INFORMATION SUPPLIED:

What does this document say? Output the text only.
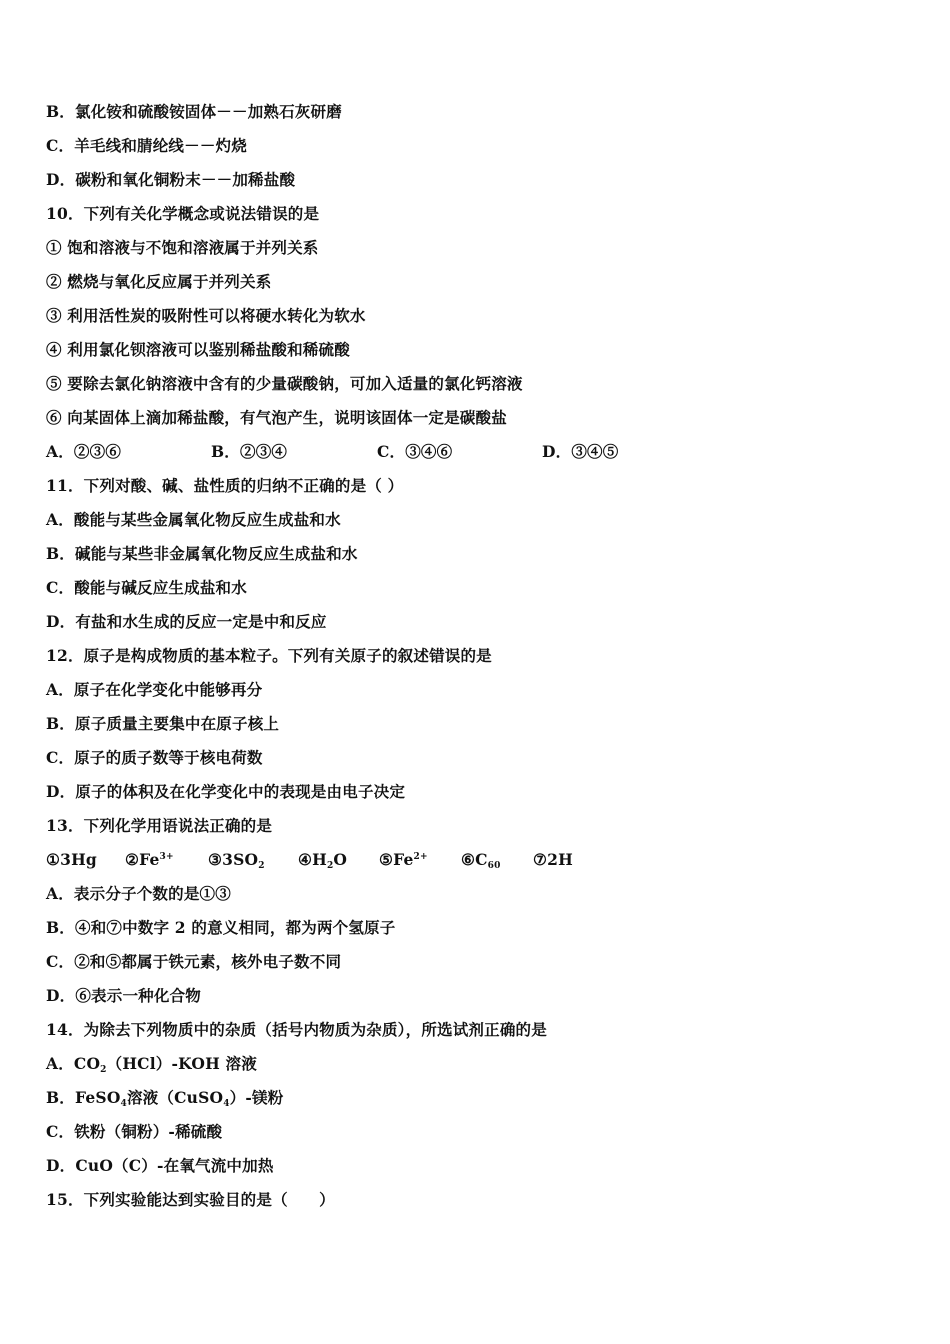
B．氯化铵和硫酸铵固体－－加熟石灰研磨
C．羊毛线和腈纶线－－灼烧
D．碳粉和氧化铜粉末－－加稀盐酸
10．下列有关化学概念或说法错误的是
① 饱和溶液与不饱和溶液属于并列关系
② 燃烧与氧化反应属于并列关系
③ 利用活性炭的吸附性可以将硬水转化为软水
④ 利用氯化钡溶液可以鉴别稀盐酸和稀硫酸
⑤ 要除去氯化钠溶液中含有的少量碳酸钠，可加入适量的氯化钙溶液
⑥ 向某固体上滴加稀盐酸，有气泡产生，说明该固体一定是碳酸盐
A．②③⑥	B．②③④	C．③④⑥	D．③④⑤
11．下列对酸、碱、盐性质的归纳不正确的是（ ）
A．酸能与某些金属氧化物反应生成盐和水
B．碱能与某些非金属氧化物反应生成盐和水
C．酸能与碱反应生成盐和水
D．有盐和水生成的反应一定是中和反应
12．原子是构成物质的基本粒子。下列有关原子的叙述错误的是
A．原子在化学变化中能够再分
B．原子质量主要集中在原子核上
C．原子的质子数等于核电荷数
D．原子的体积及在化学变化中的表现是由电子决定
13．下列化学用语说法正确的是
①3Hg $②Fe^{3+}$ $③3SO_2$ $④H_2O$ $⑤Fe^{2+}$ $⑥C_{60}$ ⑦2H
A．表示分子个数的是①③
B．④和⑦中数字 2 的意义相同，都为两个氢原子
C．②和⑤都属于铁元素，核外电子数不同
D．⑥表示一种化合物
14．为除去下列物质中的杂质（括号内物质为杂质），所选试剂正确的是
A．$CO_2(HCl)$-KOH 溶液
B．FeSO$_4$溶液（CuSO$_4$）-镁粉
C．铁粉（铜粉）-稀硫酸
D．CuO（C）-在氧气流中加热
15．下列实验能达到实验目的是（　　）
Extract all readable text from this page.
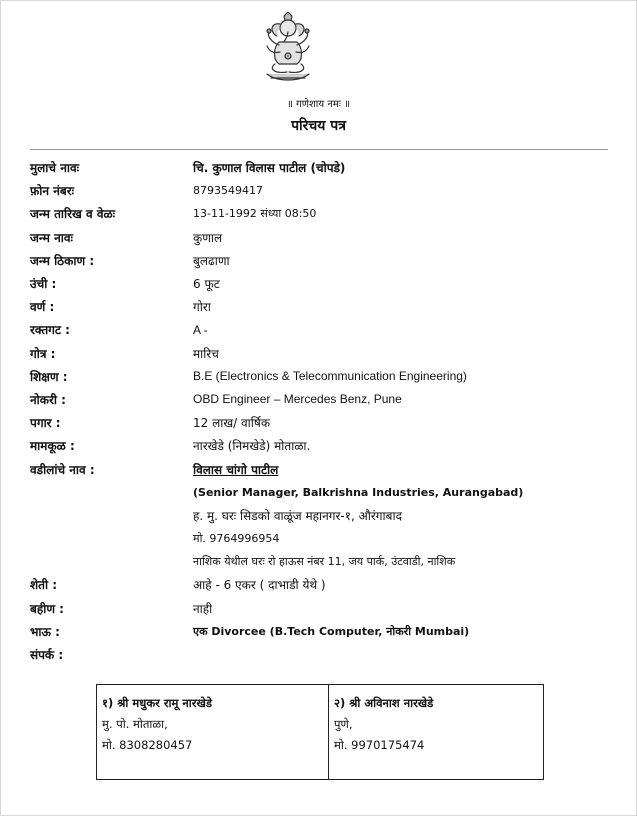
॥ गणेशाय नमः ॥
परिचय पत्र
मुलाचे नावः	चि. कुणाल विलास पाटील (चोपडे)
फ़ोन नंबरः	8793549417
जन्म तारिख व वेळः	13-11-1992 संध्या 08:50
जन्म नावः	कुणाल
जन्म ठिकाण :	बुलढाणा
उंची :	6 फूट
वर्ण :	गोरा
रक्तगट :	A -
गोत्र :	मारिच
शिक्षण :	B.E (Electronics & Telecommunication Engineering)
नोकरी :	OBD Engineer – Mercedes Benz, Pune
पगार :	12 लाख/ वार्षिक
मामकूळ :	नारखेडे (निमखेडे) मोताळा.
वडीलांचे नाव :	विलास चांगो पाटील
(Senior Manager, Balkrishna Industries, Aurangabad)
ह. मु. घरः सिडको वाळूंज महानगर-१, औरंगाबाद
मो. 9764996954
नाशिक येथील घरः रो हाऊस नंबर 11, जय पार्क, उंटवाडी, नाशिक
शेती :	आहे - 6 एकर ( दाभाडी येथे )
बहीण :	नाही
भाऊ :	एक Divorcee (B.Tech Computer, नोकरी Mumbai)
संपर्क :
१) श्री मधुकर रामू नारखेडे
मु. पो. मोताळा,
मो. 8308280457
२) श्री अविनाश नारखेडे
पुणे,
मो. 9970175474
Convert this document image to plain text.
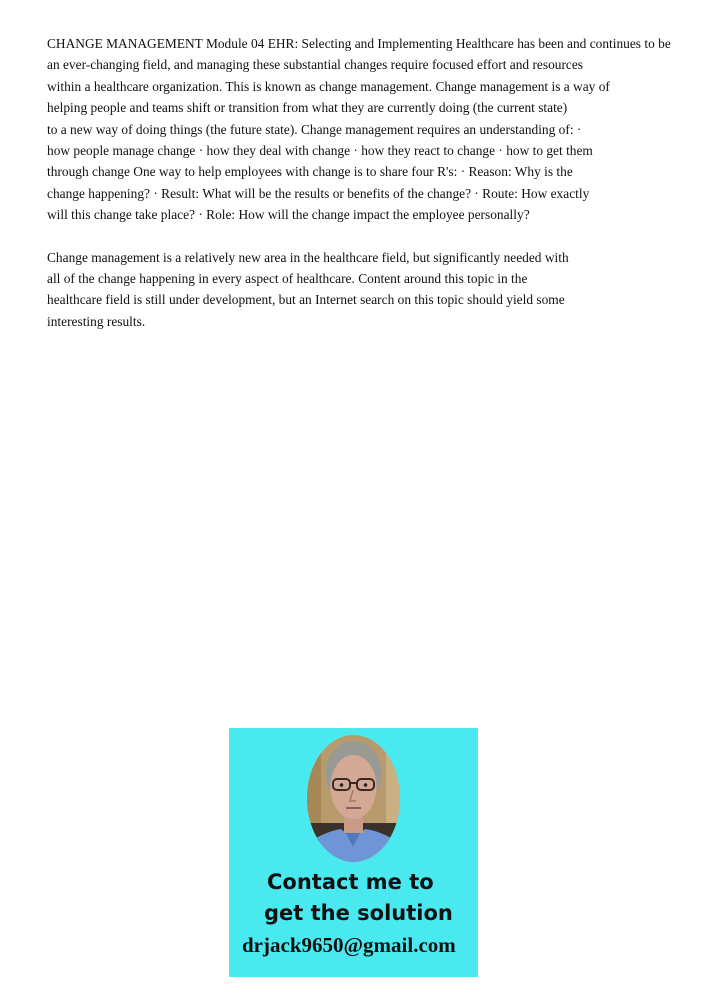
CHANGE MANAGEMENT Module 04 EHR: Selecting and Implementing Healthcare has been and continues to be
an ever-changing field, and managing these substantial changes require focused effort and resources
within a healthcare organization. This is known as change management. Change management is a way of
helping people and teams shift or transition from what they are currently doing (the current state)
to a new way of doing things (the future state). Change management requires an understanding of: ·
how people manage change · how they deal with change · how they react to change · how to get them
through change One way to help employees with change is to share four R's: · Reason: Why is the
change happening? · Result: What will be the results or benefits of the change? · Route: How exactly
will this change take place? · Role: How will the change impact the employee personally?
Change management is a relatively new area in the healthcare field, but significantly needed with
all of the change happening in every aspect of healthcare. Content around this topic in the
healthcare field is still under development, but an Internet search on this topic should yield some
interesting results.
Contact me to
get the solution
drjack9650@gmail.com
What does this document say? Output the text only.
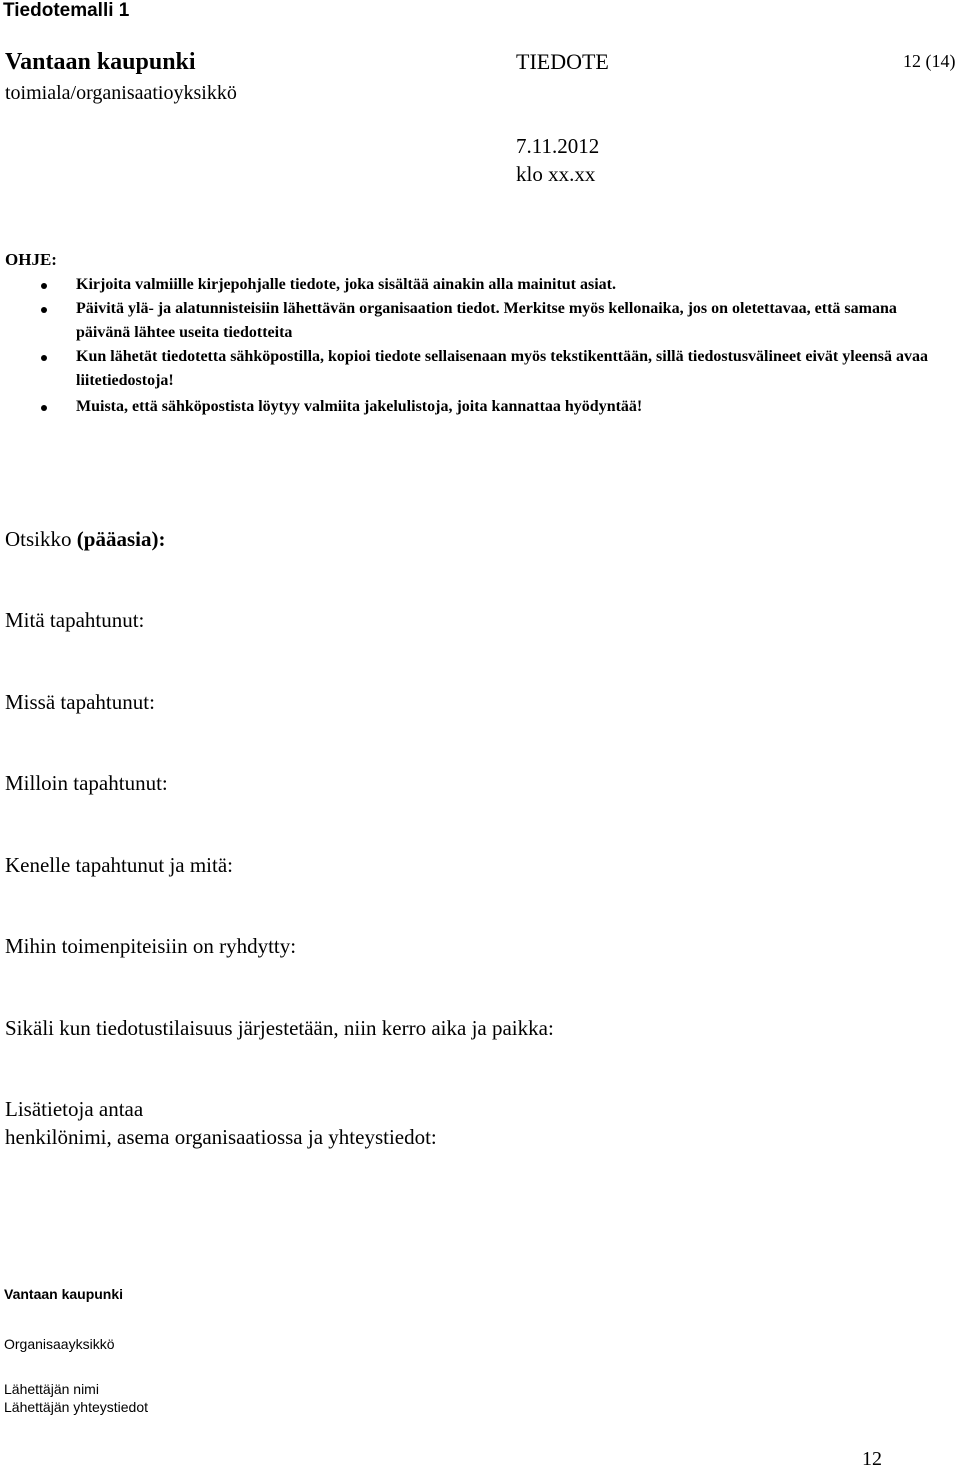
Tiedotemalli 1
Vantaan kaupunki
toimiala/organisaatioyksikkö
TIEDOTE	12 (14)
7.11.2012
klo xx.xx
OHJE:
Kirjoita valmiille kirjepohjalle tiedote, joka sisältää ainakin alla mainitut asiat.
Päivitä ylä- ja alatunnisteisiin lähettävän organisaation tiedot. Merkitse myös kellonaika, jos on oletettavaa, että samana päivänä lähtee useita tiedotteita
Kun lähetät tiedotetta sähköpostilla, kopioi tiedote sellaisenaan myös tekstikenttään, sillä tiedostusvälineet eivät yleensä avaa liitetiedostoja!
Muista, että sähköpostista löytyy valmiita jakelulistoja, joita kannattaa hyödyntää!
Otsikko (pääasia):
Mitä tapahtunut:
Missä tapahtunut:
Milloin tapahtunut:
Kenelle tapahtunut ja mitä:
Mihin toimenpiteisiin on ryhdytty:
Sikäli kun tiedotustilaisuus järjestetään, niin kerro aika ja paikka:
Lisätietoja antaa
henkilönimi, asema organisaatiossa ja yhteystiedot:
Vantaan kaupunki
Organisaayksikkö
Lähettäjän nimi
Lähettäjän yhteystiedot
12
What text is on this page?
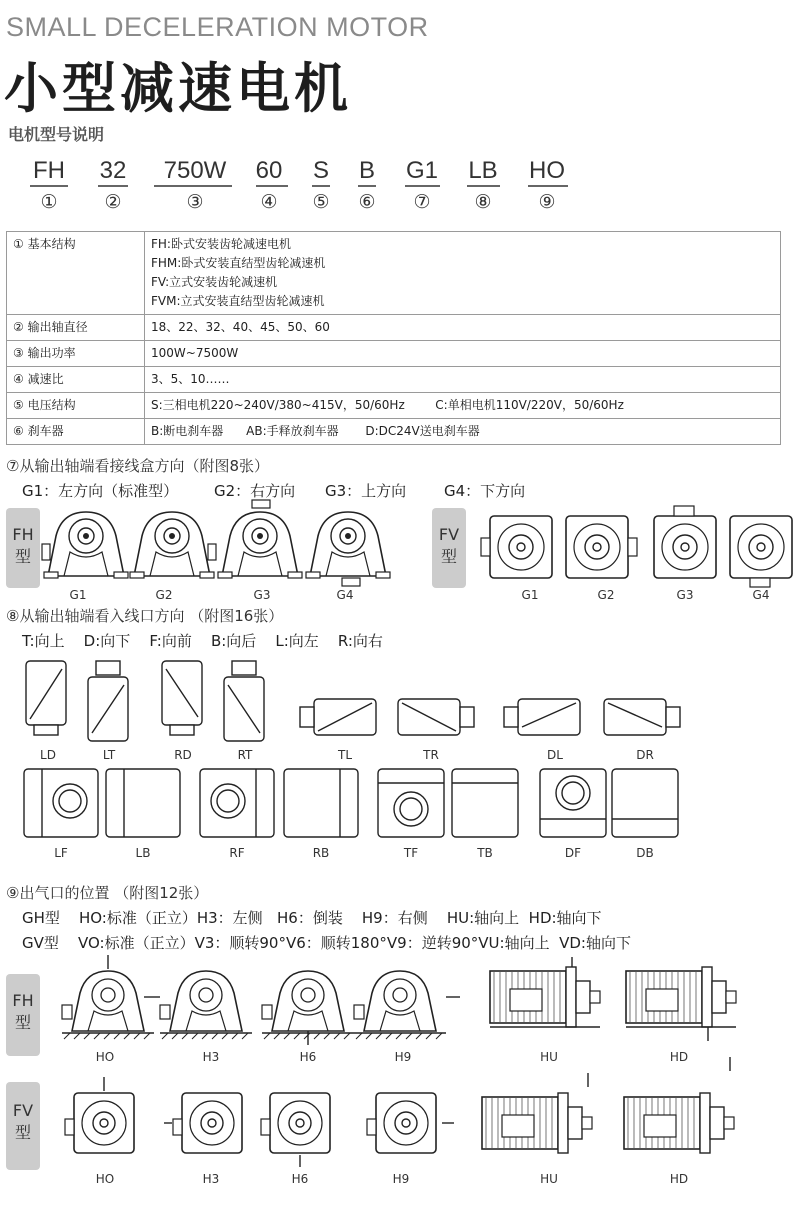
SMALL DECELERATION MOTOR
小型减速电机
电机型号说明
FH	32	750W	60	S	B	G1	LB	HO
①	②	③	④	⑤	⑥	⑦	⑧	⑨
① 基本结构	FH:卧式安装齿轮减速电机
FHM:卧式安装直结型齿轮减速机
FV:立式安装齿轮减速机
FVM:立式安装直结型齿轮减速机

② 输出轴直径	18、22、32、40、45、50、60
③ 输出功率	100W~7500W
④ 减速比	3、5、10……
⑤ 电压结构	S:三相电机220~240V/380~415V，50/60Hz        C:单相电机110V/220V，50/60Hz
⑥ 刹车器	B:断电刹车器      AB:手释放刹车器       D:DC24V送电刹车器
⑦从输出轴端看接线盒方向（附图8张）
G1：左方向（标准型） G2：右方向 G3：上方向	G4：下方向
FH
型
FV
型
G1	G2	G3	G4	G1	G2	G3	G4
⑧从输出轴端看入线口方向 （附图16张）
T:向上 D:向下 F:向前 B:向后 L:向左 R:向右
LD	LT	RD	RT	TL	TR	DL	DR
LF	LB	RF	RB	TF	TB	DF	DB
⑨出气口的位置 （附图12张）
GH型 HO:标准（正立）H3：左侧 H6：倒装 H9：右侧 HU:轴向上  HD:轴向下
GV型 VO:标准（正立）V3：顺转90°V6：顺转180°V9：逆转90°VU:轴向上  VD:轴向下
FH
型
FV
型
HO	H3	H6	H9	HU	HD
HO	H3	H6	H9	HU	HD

WRITTEN TASK: Retype all the records shown above, character for character. Omit every picture.

THE SOLUTION:
What does this document say? Output the text only.
B．氯化铵和硫酸铵固体－－加熟石灰研磨
C．羊毛线和腈纶线－－灼烧
D．碳粉和氧化铜粉末－－加稀盐酸
10．下列有关化学概念或说法错误的是
① 饱和溶液与不饱和溶液属于并列关系
② 燃烧与氧化反应属于并列关系
③ 利用活性炭的吸附性可以将硬水转化为软水
④ 利用氯化钡溶液可以鉴别稀盐酸和稀硫酸
⑤ 要除去氯化钠溶液中含有的少量碳酸钠，可加入适量的氯化钙溶液
⑥ 向某固体上滴加稀盐酸，有气泡产生，说明该固体一定是碳酸盐
A．②③⑥	B．②③④	C．③④⑥	D．③④⑤
11．下列对酸、碱、盐性质的归纳不正确的是（ ）
A．酸能与某些金属氧化物反应生成盐和水
B．碱能与某些非金属氧化物反应生成盐和水
C．酸能与碱反应生成盐和水
D．有盐和水生成的反应一定是中和反应
12．原子是构成物质的基本粒子。下列有关原子的叙述错误的是
A．原子在化学变化中能够再分
B．原子质量主要集中在原子核上
C．原子的质子数等于核电荷数
D．原子的体积及在化学变化中的表现是由电子决定
13．下列化学用语说法正确的是
①3Hg $②Fe^{3+}$ $③3SO_2$ $④H_2O$ $⑤Fe^{2+}$ $⑥C_{60}$ ⑦2H
A．表示分子个数的是①③
B．④和⑦中数字 2 的意义相同，都为两个氢原子
C．②和⑤都属于铁元素，核外电子数不同
D．⑥表示一种化合物
14．为除去下列物质中的杂质（括号内物质为杂质），所选试剂正确的是
A．$CO_2(HCl)$-KOH 溶液
B．FeSO$_4$溶液（CuSO$_4$）-镁粉
C．铁粉（铜粉）-稀硫酸
D．CuO（C）-在氧气流中加热
15．下列实验能达到实验目的是（　　）
Extract all readable text from this page.
॥ गणेशाय नमः ॥
परिचय पत्र
मुलाचे नावः	चि. कुणाल विलास पाटील (चोपडे)
फ़ोन नंबरः	8793549417
जन्म तारिख व वेळः	13-11-1992 संध्या 08:50
जन्म नावः	कुणाल
जन्म ठिकाण :	बुलढाणा
उंची :	6 फूट
वर्ण :	गोरा
रक्तगट :	A -
गोत्र :	मारिच
शिक्षण :	B.E (Electronics & Telecommunication Engineering)
नोकरी :	OBD Engineer – Mercedes Benz, Pune
पगार :	12 लाख/ वार्षिक
मामकूळ :	नारखेडे (निमखेडे) मोताळा.
वडीलांचे नाव :	विलास चांगो पाटील
(Senior Manager, Balkrishna Industries, Aurangabad)
ह. मु. घरः सिडको वाळूंज महानगर-१, औरंगाबाद
मो. 9764996954
नाशिक येथील घरः रो हाऊस नंबर 11, जय पार्क, उंटवाडी, नाशिक
शेती :	आहे - 6 एकर ( दाभाडी येथे )
बहीण :	नाही
भाऊ :	एक Divorcee (B.Tech Computer, नोकरी Mumbai)
संपर्क :
१) श्री मधुकर रामू नारखेडे
मु. पो. मोताळा,
मो. 8308280457
२) श्री अविनाश नारखेडे
पुणे,
मो. 9970175474
Convert this document image to plain text.
CHANGE MANAGEMENT Module 04 EHR: Selecting and Implementing Healthcare has been and continues to be
an ever-changing field, and managing these substantial changes require focused effort and resources
within a healthcare organization. This is known as change management. Change management is a way of
helping people and teams shift or transition from what they are currently doing (the current state)
to a new way of doing things (the future state). Change management requires an understanding of: ·
how people manage change · how they deal with change · how they react to change · how to get them
through change One way to help employees with change is to share four R's: · Reason: Why is the
change happening? · Result: What will be the results or benefits of the change? · Route: How exactly
will this change take place? · Role: How will the change impact the employee personally?
Change management is a relatively new area in the healthcare field, but significantly needed with
all of the change happening in every aspect of healthcare. Content around this topic in the
healthcare field is still under development, but an Internet search on this topic should yield some
interesting results.
Contact me to
get the solution
drjack9650@gmail.com
What does this document say? Output the text only.
Tiedotemalli 1
Vantaan kaupunki
toimiala/organisaatioyksikkö
TIEDOTE	12 (14)
7.11.2012
klo xx.xx
OHJE:
Kirjoita valmiille kirjepohjalle tiedote, joka sisältää ainakin alla mainitut asiat.
Päivitä ylä- ja alatunnisteisiin lähettävän organisaation tiedot. Merkitse myös kellonaika, jos on oletettavaa, että samana päivänä lähtee useita tiedotteita
Kun lähetät tiedotetta sähköpostilla, kopioi tiedote sellaisenaan myös tekstikenttään, sillä tiedostusvälineet eivät yleensä avaa liitetiedostoja!
Muista, että sähköpostista löytyy valmiita jakelulistoja, joita kannattaa hyödyntää!
Otsikko (pääasia):
Mitä tapahtunut:
Missä tapahtunut:
Milloin tapahtunut:
Kenelle tapahtunut ja mitä:
Mihin toimenpiteisiin on ryhdytty:
Sikäli kun tiedotustilaisuus järjestetään, niin kerro aika ja paikka:
Lisätietoja antaa
henkilönimi, asema organisaatiossa ja yhteystiedot:
Vantaan kaupunki
Organisaayksikkö
Lähettäjän nimi
Lähettäjän yhteystiedot
12
What text is on this page?
SMALL DECELERATION MOTOR
小型减速电机
电机型号说明
FH	32	750W	60	S	B	G1	LB	HO
①	②	③	④	⑤	⑥	⑦	⑧	⑨
① 基本结构	FH:卧式安装齿轮减速电机
FHM:卧式安装直结型齿轮减速机
FV:立式安装齿轮减速机
FVM:立式安装直结型齿轮减速机

② 输出轴直径	18、22、32、40、45、50、60
③ 输出功率	100W~7500W
④ 减速比	3、5、10……
⑤ 电压结构	S:三相电机220~240V/380~415V，50/60Hz        C:单相电机110V/220V，50/60Hz
⑥ 刹车器	B:断电刹车器      AB:手释放刹车器       D:DC24V送电刹车器
⑦从输出轴端看接线盒方向（附图8张）
G1：左方向（标准型） G2：右方向 G3：上方向	G4：下方向
FH
型
FV
型
G1	G2	G3	G4	G1	G2	G3	G4
⑧从输出轴端看入线口方向 （附图16张）
T:向上 D:向下 F:向前 B:向后 L:向左 R:向右
LD	LT	RD	RT	TL	TR	DL	DR
LF	LB	RF	RB	TF	TB	DF	DB
⑨出气口的位置 （附图12张）
GH型 HO:标准（正立）H3：左侧 H6：倒装 H9：右侧 HU:轴向上  HD:轴向下
GV型 VO:标准（正立）V3：顺转90°V6：顺转180°V9：逆转90°VU:轴向上  VD:轴向下
FH
型
FV
型
HO	H3	H6	H9	HU	HD
HO	H3	H6	H9	HU	HD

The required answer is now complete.